### Stated exercise
Find the lines with the string "绿茵生态" and return them.

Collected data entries

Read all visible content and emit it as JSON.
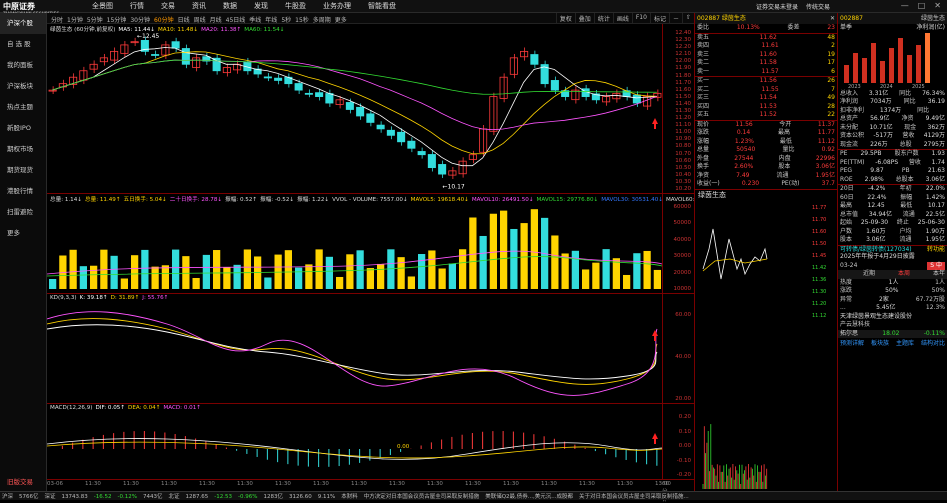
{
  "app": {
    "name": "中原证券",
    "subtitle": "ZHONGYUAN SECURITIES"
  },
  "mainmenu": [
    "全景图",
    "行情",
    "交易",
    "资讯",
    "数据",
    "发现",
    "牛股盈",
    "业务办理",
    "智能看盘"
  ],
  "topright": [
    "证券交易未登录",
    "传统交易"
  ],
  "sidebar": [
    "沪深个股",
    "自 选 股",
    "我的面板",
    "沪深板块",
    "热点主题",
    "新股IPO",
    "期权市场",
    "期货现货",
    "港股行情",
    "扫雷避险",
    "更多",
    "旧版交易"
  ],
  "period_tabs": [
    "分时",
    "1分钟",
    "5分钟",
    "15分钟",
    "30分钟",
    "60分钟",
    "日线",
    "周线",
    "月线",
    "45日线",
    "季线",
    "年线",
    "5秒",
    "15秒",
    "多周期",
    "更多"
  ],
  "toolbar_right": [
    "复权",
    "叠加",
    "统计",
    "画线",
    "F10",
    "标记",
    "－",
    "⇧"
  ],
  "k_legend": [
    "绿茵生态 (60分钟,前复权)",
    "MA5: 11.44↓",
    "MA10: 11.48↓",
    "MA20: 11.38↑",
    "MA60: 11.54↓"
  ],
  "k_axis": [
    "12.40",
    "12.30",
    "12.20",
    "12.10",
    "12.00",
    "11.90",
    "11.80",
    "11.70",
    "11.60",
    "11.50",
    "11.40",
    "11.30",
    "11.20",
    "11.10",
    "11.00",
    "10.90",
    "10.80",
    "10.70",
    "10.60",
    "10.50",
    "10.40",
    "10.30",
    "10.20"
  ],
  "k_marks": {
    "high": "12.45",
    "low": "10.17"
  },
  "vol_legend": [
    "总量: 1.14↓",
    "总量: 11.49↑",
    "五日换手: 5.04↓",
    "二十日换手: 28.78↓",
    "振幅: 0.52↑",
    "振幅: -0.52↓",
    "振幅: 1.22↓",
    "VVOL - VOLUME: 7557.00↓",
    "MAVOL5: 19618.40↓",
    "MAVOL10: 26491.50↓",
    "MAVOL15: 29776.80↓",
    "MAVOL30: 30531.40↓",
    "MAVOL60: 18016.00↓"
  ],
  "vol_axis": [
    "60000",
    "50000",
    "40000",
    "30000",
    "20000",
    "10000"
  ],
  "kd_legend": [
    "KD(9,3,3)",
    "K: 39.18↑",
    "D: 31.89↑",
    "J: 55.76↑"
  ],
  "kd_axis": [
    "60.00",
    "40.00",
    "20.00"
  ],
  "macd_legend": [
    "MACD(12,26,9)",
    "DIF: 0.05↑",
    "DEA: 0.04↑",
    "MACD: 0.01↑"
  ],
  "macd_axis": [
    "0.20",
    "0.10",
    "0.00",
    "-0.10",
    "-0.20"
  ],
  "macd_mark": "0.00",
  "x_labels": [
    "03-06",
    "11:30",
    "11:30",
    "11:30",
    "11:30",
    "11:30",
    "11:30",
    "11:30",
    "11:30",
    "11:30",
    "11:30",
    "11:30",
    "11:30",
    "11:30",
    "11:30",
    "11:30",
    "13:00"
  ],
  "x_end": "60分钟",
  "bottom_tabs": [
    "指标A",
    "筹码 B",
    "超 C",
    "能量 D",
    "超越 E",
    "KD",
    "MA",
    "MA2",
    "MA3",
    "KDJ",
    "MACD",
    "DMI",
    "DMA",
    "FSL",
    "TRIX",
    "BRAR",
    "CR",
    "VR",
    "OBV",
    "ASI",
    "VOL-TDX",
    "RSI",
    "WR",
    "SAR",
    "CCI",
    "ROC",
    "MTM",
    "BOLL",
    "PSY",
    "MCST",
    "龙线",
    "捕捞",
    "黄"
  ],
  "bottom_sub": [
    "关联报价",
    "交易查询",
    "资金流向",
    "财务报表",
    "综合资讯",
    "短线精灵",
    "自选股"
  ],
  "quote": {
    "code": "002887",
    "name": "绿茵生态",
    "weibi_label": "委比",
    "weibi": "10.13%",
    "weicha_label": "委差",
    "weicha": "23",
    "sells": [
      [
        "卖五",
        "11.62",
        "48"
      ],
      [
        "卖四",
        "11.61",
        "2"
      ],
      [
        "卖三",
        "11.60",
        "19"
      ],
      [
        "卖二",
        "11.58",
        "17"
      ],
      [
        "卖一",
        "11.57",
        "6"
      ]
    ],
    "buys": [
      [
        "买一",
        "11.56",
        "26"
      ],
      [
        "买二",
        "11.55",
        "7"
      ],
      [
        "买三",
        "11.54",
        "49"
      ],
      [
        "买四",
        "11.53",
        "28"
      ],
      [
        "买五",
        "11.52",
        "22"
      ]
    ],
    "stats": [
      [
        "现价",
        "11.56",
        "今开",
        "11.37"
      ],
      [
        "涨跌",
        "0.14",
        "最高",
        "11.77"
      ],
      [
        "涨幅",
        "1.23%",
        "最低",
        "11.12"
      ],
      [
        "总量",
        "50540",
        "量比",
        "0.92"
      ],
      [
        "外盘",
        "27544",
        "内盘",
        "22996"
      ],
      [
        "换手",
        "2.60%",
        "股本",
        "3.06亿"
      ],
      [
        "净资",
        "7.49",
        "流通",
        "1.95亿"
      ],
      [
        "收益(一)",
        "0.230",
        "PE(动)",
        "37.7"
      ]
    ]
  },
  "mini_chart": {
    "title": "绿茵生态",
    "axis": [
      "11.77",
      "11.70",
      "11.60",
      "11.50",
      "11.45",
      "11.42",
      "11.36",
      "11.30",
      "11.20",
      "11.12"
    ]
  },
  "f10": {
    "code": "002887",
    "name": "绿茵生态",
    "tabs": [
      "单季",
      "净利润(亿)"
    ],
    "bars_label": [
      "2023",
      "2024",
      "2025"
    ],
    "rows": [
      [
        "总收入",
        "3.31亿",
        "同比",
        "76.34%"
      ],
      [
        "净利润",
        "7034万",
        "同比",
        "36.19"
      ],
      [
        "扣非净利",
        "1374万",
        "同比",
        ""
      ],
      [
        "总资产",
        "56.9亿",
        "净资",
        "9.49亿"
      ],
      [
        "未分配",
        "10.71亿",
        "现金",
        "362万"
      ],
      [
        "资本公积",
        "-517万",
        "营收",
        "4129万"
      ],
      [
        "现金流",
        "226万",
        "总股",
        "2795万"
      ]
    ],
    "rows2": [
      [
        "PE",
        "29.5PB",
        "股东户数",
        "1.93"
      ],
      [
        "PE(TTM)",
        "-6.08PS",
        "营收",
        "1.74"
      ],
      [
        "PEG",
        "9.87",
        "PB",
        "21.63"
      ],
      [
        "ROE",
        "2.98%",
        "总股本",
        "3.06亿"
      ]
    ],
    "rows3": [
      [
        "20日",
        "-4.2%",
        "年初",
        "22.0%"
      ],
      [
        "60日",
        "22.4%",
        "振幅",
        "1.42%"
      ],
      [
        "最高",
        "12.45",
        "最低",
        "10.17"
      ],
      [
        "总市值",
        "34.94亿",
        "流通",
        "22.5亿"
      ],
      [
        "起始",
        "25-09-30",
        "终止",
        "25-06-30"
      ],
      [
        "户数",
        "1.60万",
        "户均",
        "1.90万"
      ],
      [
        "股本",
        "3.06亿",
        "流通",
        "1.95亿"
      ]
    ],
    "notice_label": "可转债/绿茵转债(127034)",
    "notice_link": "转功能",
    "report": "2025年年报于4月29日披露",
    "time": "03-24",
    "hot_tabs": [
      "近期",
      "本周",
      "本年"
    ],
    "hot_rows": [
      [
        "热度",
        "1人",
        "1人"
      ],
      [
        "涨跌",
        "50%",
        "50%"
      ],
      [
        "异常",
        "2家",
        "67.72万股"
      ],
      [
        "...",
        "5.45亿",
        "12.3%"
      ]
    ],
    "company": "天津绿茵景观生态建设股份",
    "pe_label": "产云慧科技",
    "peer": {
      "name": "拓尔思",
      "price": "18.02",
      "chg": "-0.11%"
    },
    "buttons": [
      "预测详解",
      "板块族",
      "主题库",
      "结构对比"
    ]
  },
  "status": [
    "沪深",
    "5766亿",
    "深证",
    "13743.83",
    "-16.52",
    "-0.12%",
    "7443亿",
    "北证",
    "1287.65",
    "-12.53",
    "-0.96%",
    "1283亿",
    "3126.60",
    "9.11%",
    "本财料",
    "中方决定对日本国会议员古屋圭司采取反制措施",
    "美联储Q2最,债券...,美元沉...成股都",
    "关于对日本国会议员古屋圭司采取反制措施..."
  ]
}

==

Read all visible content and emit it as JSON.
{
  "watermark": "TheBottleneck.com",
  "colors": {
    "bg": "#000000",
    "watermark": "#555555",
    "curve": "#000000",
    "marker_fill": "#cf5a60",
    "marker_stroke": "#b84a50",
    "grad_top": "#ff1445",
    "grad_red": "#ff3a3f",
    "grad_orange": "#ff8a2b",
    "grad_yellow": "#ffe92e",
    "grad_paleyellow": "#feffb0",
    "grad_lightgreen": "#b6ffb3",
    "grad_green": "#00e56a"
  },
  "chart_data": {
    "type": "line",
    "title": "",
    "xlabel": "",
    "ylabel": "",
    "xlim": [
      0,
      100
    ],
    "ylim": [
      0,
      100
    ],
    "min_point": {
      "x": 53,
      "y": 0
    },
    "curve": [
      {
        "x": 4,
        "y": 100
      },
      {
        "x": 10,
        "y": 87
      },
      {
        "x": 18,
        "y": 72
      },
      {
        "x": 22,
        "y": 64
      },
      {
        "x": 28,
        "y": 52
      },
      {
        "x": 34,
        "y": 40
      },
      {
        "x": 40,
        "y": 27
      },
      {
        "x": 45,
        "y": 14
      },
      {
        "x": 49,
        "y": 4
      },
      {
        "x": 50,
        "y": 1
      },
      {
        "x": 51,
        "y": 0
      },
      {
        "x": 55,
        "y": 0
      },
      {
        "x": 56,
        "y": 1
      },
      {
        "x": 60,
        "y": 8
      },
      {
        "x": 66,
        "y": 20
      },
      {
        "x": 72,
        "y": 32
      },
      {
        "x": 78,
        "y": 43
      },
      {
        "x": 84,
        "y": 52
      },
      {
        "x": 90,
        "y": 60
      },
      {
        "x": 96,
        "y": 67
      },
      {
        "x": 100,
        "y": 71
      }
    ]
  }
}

### Expected output
    "绿茵生态 (60分钟,前复权)",
    "name": "绿茵生态",
    "title": "绿茵生态",
    "name": "绿茵生态",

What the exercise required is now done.